++++ DATA PROVIDED ++++
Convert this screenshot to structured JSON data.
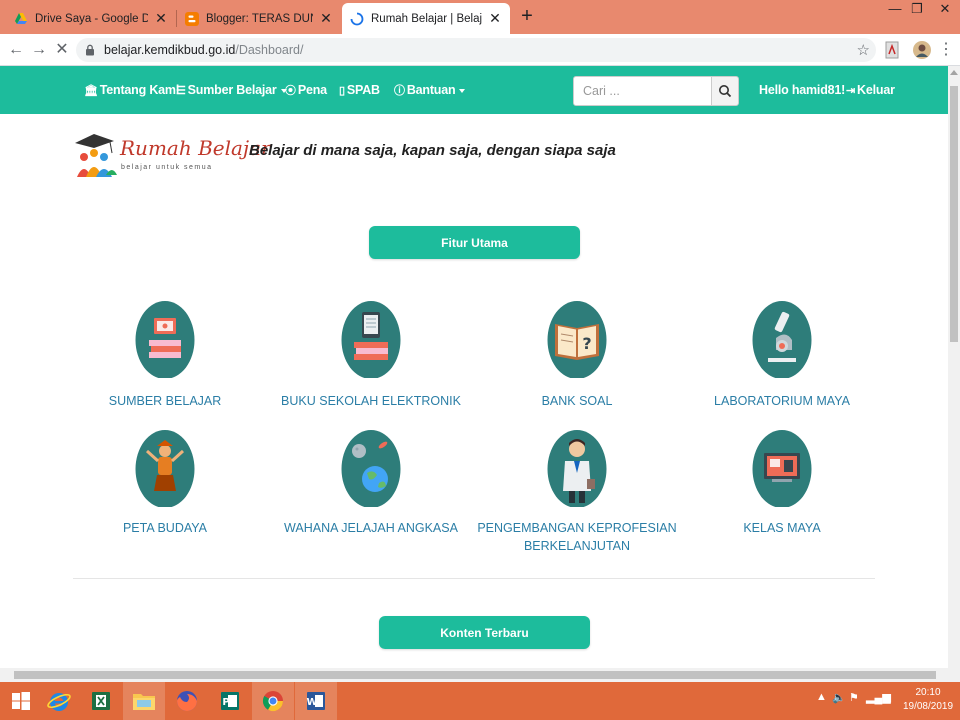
{
  "browser": {
    "tabs": [
      {
        "title": "Drive Saya - Google Drive",
        "close": "✕"
      },
      {
        "title": "Blogger: TERAS DUNIA PENDIDIKAN",
        "close": "✕"
      },
      {
        "title": "Rumah Belajar | Belajar Untuk Semua",
        "close": "✕"
      }
    ],
    "new_tab": "+",
    "window_controls": [
      "—",
      "❐",
      "✕"
    ],
    "url_host": "belajar.kemdikbud.go.id",
    "url_path": "/Dashboard/"
  },
  "nav": {
    "items": [
      "Tentang Kami",
      "Sumber Belajar",
      "Pena",
      "SPAB",
      "Bantuan"
    ],
    "search_placeholder": "Cari ...",
    "greeting": "Hello hamid81!",
    "logout": "Keluar",
    "colors": {
      "primary": "#1dbc9c"
    }
  },
  "brand": {
    "logo_text": "Rumah Belajar",
    "logo_sub": "belajar untuk semua",
    "tagline": "Belajar di mana saja, kapan saja, dengan siapa saja"
  },
  "main": {
    "featured_button": "Fitur Utama",
    "features": [
      {
        "label": "SUMBER BELAJAR",
        "icon": "books-monitor-icon"
      },
      {
        "label": "BUKU SEKOLAH ELEKTRONIK",
        "icon": "ebook-tablet-icon"
      },
      {
        "label": "BANK SOAL",
        "icon": "question-book-icon"
      },
      {
        "label": "LABORATORIUM MAYA",
        "icon": "microscope-icon"
      },
      {
        "label": "PETA BUDAYA",
        "icon": "dancer-icon"
      },
      {
        "label": "WAHANA JELAJAH ANGKASA",
        "icon": "planet-icon"
      },
      {
        "label": "PENGEMBANGAN KEPROFESIAN BERKELANJUTAN",
        "icon": "teacher-icon"
      },
      {
        "label": "KELAS MAYA",
        "icon": "classroom-icon"
      }
    ],
    "latest_button": "Konten Terbaru"
  },
  "taskbar": {
    "time": "20:10",
    "date": "19/08/2019"
  }
}
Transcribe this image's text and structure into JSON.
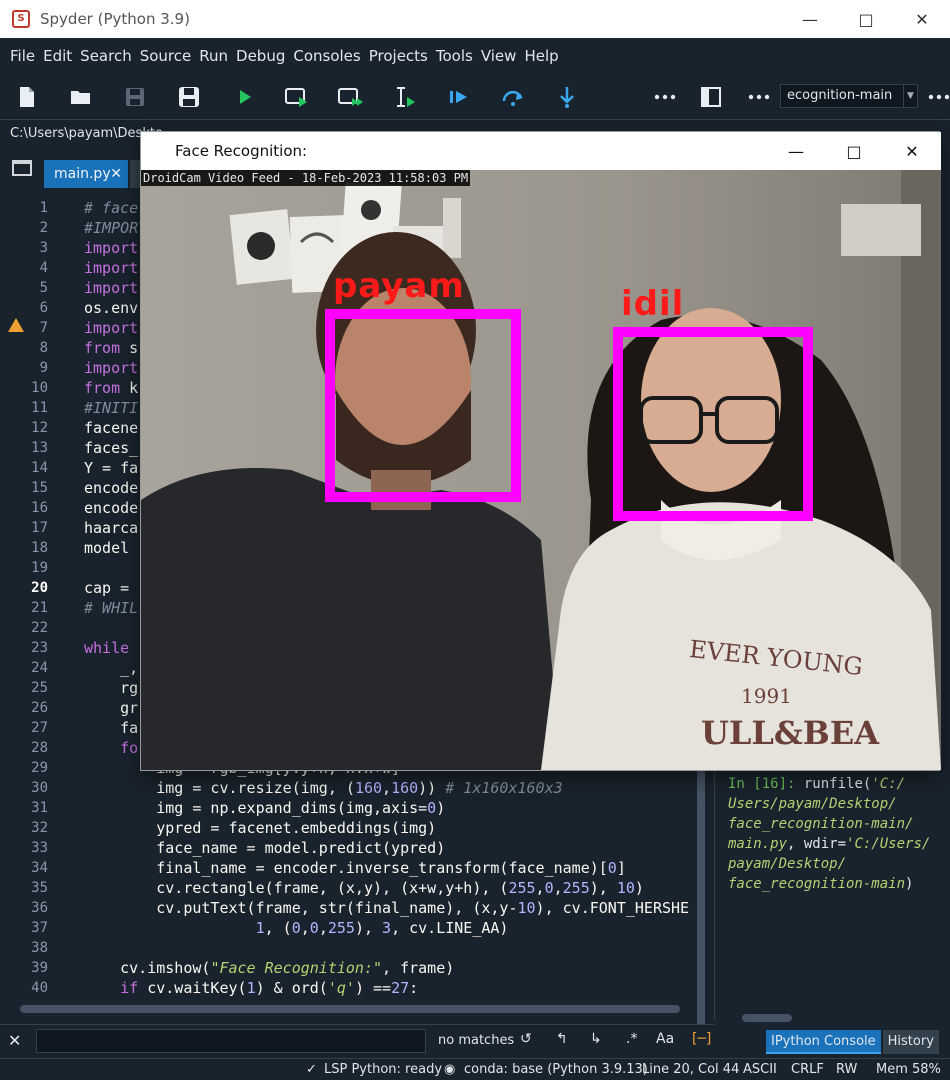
{
  "app": {
    "title": "Spyder (Python 3.9)",
    "menu": [
      "File",
      "Edit",
      "Search",
      "Source",
      "Run",
      "Debug",
      "Consoles",
      "Projects",
      "Tools",
      "View",
      "Help"
    ],
    "project_combo": "ecognition-main",
    "path": "C:\\Users\\payam\\Deskto",
    "tab_name": "main.py"
  },
  "colors": {
    "background": "#19232d",
    "accent": "#1a72bb",
    "toolbar_icon_blue": "#3aa8f0",
    "run_green": "#22c55e",
    "box_magenta": "#ff00ff",
    "label_red": "#ff1a1a"
  },
  "editor": {
    "current_line": 20,
    "lines": [
      {
        "n": 1,
        "html": "<span class='c'># face</span>"
      },
      {
        "n": 2,
        "html": "<span class='c'>#IMPORT</span>"
      },
      {
        "n": 3,
        "html": "<span class='k'>import</span>"
      },
      {
        "n": 4,
        "html": "<span class='k'>import</span>"
      },
      {
        "n": 5,
        "html": "<span class='k'>import</span>"
      },
      {
        "n": 6,
        "html": "os.env"
      },
      {
        "n": 7,
        "html": "<span class='k'>import</span>"
      },
      {
        "n": 8,
        "html": "<span class='k'>from</span> s"
      },
      {
        "n": 9,
        "html": "<span class='k'>import</span>"
      },
      {
        "n": 10,
        "html": "<span class='k'>from</span> k"
      },
      {
        "n": 11,
        "html": "<span class='c'>#INITI</span>"
      },
      {
        "n": 12,
        "html": "facene"
      },
      {
        "n": 13,
        "html": "faces_"
      },
      {
        "n": 14,
        "html": "Y = fa"
      },
      {
        "n": 15,
        "html": "encode"
      },
      {
        "n": 16,
        "html": "encode"
      },
      {
        "n": 17,
        "html": "haarca"
      },
      {
        "n": 18,
        "html": "model "
      },
      {
        "n": 19,
        "html": ""
      },
      {
        "n": 20,
        "html": "cap = "
      },
      {
        "n": 21,
        "html": "<span class='c'># WHIL</span>"
      },
      {
        "n": 22,
        "html": ""
      },
      {
        "n": 23,
        "html": "<span class='k'>while</span> "
      },
      {
        "n": 24,
        "html": "    _,"
      },
      {
        "n": 25,
        "html": "    rg"
      },
      {
        "n": 26,
        "html": "    gr"
      },
      {
        "n": 27,
        "html": "    fa"
      },
      {
        "n": 28,
        "html": "    <span class='k'>fo</span>"
      },
      {
        "n": 29,
        "html": "        img = rgb_img[y:y+h, x:x+w]"
      },
      {
        "n": 30,
        "html": "        img = cv.resize(img, (<span class='n'>160</span>,<span class='n'>160</span>)) <span class='c'># 1x160x160x3</span>"
      },
      {
        "n": 31,
        "html": "        img = np.expand_dims(img,axis=<span class='n'>0</span>)"
      },
      {
        "n": 32,
        "html": "        ypred = facenet.embeddings(img)"
      },
      {
        "n": 33,
        "html": "        face_name = model.predict(ypred)"
      },
      {
        "n": 34,
        "html": "        final_name = encoder.inverse_transform(face_name)[<span class='n'>0</span>]"
      },
      {
        "n": 35,
        "html": "        cv.rectangle(frame, (x,y), (x+w,y+h), (<span class='n'>255</span>,<span class='n'>0</span>,<span class='n'>255</span>), <span class='n'>10</span>)"
      },
      {
        "n": 36,
        "html": "        cv.putText(frame, str(final_name), (x,y-<span class='n'>10</span>), cv.FONT_HERSHE"
      },
      {
        "n": 37,
        "html": "                   <span class='n'>1</span>, (<span class='n'>0</span>,<span class='n'>0</span>,<span class='n'>255</span>), <span class='n'>3</span>, cv.LINE_AA)"
      },
      {
        "n": 38,
        "html": ""
      },
      {
        "n": 39,
        "html": "    cv.imshow(<span class='s'>\"Face Recognition:\"</span>, frame)"
      },
      {
        "n": 40,
        "html": "    <span class='k'>if</span> cv.waitKey(<span class='n'>1</span>) &amp; ord(<span class='s'>'q'</span>) ==<span class='n'>27</span>:"
      }
    ]
  },
  "find": {
    "message": "no matches"
  },
  "console": {
    "prompt": "In [16]:",
    "lines": [
      "Users/payam/Desktop/",
      "face_recognition-main/",
      "main.py",
      "payam/Desktop/",
      "face_recognition-main"
    ],
    "cmd": "runfile(",
    "arg1": "'C:/",
    "wdir": ", wdir=",
    "arg2": "'C:/Users/",
    "close": ")"
  },
  "console_tabs": [
    "IPython Console",
    "History"
  ],
  "status": {
    "lsp": "LSP Python: ready",
    "conda": "conda: base (Python 3.9.13)",
    "position": "Line 20, Col 44",
    "encoding": "ASCII",
    "eol": "CRLF",
    "rw": "RW",
    "mem": "Mem 58%"
  },
  "face_window": {
    "title": "Face Recognition:",
    "overlay": "DroidCam Video Feed - 18-Feb-2023 11:58:03 PM",
    "faces": [
      {
        "label": "payam"
      },
      {
        "label": "idil"
      }
    ],
    "shirt_text_1": "EVER YOUNG",
    "shirt_text_2": "1991",
    "shirt_text_3": "ULL&BEA"
  }
}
++++
### [EXERCISE DETAILS]
All lines above containing the string "frame" are to be collected.

### [EXERCISE OUTPUT]
        "html": "        cv.rectangle(frame, (x,y), (x+w,y+h), (<span class='n'>255</span>,<span class='n'>0</span>,<span class='n'>255</span>), <span class='n'>10</span>)"
        "html": "        cv.putText(frame, str(final_name), (x,y-<span class='n'>10</span>), cv.FONT_HERSHE"
        "html": "    cv.imshow(<span class='s'>\"Face Recognition:\"</span>, frame)"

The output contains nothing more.